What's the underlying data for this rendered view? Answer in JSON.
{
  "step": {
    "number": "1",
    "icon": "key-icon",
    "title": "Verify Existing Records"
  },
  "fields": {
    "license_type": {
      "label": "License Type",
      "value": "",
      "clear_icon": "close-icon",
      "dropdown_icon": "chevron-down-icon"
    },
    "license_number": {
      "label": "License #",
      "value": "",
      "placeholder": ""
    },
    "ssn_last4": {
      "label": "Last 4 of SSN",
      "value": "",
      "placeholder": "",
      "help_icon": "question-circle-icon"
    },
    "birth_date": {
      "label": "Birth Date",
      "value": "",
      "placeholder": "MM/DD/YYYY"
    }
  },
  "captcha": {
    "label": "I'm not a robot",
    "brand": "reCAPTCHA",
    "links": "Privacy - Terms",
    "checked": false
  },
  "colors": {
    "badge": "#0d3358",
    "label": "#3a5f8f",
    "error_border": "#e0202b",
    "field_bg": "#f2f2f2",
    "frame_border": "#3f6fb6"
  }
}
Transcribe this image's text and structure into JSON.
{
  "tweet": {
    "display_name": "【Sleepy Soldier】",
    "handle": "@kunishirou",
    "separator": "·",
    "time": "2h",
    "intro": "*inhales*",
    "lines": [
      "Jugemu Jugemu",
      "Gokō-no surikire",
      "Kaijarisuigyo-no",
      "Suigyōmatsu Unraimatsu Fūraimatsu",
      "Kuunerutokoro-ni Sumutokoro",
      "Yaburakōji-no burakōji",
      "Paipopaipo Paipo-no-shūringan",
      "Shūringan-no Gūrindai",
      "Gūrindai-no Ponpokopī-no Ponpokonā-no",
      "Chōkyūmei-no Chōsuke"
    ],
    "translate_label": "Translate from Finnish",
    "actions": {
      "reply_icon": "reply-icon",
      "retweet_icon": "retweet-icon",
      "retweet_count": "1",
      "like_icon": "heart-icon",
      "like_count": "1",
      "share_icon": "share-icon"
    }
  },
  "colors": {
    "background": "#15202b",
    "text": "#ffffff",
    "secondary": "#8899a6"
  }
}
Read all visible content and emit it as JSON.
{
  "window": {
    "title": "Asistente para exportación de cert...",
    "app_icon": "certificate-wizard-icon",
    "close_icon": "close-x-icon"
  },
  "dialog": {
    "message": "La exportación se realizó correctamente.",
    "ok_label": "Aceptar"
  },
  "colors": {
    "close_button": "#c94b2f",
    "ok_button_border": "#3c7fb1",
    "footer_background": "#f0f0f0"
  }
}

· · · · ·

*Written task*
From the entries above, copy every line where the word "exportación" shows up.

*Problem solution*
    "title": "Asistente para exportación de cert...",
    "message": "La exportación se realizó correctamente.",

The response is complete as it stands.